§ Task description
Here are some records; copy every line that holds the word "JSON".

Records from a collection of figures
● ● ●

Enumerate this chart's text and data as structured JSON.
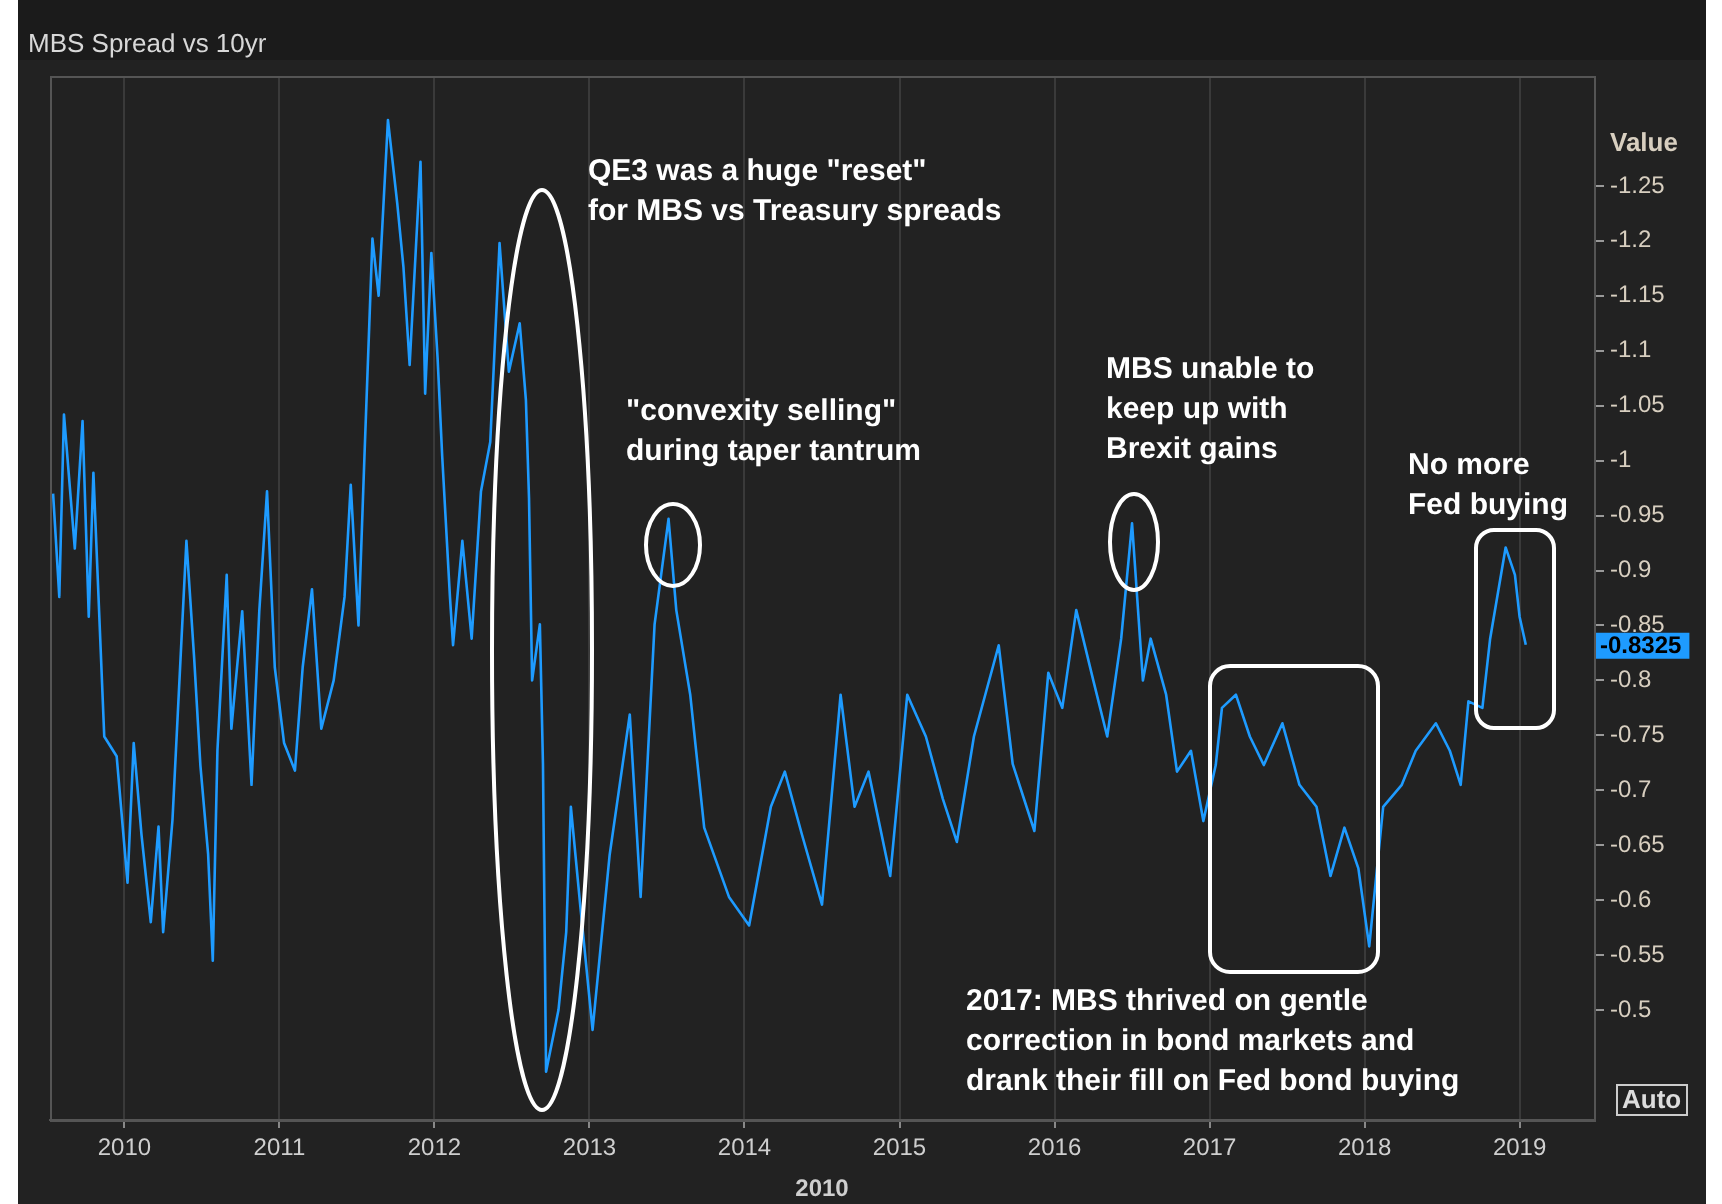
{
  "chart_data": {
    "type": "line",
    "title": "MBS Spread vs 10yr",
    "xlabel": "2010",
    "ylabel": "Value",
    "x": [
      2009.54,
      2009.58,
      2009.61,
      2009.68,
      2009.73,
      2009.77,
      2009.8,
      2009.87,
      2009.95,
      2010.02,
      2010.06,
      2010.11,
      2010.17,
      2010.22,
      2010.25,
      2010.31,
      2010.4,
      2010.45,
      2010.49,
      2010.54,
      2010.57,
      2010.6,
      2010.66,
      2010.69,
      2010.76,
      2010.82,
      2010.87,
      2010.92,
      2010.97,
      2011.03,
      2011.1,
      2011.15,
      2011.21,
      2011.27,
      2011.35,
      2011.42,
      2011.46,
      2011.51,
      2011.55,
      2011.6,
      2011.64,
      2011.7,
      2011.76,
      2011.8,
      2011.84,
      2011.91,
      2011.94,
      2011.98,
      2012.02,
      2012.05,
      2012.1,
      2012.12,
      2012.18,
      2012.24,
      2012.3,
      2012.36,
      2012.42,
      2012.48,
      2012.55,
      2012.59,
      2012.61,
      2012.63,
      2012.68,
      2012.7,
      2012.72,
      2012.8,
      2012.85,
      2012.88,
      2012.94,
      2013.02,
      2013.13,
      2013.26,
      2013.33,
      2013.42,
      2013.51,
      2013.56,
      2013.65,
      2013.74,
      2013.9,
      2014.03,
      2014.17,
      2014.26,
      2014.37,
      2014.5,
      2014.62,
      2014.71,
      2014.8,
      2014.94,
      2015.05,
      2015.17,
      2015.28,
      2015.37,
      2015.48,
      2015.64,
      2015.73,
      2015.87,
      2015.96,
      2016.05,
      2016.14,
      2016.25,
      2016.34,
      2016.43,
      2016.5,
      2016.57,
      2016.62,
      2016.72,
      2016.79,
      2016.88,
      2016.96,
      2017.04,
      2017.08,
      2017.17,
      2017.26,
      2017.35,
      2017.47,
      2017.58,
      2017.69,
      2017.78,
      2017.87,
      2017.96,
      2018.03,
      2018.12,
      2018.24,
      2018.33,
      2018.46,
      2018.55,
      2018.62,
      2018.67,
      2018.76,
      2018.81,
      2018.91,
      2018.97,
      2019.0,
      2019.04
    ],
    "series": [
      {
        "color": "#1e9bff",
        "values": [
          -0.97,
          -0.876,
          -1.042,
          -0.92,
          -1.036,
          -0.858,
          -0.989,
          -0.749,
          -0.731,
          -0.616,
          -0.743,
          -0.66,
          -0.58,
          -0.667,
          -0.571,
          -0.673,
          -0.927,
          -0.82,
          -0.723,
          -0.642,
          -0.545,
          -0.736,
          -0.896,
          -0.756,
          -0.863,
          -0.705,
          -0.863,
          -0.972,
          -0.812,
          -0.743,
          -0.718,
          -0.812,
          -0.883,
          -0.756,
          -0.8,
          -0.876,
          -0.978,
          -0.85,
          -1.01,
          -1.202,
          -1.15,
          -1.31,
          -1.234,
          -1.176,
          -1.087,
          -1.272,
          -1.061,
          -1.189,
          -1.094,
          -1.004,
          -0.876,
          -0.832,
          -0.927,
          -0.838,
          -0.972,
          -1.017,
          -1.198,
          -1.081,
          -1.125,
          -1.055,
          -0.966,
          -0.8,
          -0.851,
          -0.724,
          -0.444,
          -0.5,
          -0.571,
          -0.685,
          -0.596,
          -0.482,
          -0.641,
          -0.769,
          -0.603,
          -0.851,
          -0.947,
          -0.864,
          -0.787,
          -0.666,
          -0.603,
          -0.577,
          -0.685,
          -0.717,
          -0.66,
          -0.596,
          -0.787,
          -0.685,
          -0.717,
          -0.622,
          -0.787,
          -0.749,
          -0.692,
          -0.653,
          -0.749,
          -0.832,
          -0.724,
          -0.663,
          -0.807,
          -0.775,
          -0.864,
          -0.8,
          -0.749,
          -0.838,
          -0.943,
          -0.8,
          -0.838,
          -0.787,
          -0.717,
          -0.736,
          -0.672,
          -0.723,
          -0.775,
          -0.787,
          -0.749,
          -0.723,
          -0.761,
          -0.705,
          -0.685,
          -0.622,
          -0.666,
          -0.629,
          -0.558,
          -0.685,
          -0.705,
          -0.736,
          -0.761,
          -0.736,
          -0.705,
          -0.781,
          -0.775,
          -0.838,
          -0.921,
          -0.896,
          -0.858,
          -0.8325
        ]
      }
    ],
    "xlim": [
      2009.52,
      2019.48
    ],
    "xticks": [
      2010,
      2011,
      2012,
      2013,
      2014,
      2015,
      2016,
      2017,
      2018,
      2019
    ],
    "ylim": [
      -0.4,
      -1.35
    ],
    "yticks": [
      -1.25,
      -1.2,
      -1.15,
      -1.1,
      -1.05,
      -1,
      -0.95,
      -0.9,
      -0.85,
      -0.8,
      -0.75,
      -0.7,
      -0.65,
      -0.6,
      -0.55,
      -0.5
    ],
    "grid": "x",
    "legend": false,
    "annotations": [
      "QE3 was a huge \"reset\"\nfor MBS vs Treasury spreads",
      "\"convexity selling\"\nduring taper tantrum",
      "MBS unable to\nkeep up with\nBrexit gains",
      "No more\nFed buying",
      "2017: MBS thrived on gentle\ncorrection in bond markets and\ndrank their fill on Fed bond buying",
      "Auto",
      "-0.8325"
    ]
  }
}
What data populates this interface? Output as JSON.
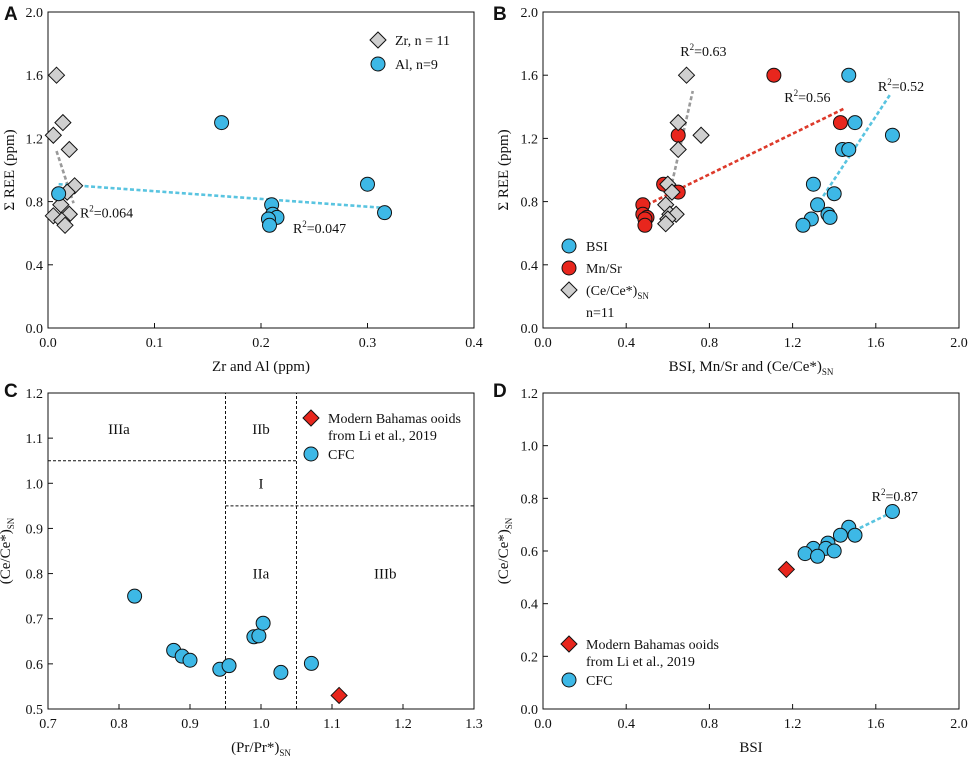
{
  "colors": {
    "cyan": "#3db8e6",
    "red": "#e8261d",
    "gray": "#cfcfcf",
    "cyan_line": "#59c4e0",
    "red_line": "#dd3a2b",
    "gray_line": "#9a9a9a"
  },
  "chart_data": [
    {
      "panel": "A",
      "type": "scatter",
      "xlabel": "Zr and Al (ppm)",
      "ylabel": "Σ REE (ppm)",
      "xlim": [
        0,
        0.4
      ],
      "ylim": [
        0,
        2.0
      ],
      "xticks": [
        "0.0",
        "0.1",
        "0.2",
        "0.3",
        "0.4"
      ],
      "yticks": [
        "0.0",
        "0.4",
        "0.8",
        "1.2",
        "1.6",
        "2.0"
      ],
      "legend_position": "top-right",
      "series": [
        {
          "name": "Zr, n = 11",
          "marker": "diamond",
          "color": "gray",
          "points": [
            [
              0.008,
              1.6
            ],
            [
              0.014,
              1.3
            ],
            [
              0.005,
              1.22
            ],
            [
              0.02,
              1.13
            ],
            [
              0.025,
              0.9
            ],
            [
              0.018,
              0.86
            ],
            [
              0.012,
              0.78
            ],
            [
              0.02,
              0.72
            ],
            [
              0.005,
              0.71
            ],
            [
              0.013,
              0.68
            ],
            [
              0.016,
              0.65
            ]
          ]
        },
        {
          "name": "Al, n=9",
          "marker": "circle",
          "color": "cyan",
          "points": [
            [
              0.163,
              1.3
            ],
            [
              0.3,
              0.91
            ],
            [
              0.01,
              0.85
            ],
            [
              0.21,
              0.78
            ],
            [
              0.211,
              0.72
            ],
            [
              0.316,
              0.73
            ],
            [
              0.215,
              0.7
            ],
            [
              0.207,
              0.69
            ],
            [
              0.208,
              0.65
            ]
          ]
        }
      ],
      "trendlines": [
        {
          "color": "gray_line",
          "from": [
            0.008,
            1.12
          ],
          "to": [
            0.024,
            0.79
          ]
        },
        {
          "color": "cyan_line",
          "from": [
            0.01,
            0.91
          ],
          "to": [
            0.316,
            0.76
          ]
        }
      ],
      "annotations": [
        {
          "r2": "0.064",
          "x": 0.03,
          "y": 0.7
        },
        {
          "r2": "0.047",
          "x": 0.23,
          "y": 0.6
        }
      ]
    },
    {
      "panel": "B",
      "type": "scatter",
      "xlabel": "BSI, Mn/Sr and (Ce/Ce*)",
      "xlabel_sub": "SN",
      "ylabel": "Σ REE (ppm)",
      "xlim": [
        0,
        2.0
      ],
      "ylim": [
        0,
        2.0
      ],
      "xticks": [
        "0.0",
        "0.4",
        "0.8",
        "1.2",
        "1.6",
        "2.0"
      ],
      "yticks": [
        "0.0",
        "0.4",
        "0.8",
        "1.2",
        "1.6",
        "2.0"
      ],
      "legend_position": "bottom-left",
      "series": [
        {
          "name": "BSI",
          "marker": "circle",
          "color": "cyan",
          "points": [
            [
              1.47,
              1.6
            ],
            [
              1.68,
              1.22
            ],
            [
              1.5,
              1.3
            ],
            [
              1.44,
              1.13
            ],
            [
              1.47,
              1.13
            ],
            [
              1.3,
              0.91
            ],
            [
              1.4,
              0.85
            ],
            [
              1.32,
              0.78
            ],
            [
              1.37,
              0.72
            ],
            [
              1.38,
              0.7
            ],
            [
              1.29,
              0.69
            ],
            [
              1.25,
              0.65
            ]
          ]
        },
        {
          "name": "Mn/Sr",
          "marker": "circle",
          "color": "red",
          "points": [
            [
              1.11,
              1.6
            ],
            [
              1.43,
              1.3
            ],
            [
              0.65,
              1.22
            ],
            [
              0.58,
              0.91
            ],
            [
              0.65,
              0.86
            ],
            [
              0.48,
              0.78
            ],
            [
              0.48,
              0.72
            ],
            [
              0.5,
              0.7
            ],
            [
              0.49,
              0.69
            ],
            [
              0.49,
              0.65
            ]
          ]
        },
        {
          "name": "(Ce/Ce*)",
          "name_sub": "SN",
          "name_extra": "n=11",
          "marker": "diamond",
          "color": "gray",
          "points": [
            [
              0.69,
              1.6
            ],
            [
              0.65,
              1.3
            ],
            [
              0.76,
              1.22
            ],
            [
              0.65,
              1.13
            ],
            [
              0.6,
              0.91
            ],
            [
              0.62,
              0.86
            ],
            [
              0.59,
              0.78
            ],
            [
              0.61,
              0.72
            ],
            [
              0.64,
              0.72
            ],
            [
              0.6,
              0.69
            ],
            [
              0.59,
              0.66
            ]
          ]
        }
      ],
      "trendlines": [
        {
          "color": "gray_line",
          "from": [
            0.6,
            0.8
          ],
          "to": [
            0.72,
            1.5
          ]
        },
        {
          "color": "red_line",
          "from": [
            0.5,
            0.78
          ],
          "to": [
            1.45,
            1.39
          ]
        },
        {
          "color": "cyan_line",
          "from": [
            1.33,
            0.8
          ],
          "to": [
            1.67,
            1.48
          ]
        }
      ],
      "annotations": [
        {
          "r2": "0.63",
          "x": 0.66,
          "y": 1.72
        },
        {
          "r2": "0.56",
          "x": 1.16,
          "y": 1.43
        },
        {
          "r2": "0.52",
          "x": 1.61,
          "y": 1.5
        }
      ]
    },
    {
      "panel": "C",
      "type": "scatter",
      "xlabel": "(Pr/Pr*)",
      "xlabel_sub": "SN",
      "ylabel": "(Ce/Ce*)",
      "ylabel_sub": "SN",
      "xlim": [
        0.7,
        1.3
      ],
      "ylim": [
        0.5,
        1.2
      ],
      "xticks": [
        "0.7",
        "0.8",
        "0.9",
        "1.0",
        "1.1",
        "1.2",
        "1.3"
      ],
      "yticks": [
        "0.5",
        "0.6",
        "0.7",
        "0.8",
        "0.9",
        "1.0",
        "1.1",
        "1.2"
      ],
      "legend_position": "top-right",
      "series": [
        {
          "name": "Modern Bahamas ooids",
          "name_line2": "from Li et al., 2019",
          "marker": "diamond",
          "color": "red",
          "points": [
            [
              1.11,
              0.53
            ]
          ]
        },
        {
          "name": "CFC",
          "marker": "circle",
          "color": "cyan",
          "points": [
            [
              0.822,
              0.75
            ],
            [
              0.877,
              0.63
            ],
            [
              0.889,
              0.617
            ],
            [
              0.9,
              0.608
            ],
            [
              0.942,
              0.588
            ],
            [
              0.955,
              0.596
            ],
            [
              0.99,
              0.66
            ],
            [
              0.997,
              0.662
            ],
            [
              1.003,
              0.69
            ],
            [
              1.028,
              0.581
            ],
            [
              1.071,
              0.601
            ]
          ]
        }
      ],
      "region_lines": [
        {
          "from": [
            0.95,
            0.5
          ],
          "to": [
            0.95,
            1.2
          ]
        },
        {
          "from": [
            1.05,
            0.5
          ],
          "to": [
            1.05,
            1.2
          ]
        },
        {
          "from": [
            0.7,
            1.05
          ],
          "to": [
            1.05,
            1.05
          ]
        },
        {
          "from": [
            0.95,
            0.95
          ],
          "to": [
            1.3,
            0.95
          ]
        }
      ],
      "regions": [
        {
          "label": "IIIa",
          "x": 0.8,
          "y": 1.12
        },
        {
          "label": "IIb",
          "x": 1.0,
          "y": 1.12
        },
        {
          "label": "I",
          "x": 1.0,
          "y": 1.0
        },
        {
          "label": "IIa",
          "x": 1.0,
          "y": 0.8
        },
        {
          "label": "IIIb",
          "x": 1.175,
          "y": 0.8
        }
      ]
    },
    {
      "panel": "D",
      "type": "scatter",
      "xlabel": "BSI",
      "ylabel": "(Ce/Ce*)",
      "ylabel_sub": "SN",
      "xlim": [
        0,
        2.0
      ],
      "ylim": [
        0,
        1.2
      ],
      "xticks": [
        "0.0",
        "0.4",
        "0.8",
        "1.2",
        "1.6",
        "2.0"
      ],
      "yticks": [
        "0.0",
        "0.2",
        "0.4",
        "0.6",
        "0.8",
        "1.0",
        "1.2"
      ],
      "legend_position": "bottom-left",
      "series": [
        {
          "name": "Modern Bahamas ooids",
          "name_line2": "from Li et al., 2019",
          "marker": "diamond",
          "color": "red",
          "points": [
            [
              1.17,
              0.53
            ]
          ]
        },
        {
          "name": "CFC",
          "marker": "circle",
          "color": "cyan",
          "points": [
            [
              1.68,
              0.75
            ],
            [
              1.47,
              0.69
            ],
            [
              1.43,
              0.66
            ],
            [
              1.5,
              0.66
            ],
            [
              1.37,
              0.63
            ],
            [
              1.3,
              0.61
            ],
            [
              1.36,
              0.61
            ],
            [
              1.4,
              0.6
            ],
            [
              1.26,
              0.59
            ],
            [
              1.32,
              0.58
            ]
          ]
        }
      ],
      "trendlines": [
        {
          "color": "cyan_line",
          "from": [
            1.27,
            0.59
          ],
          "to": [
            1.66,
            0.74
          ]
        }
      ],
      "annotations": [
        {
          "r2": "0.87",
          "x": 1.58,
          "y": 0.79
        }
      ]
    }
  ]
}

● ● ●

§ Output for this task
Enumerate this chart's text and data as structured JSON.
What data populates this interface? Output as JSON.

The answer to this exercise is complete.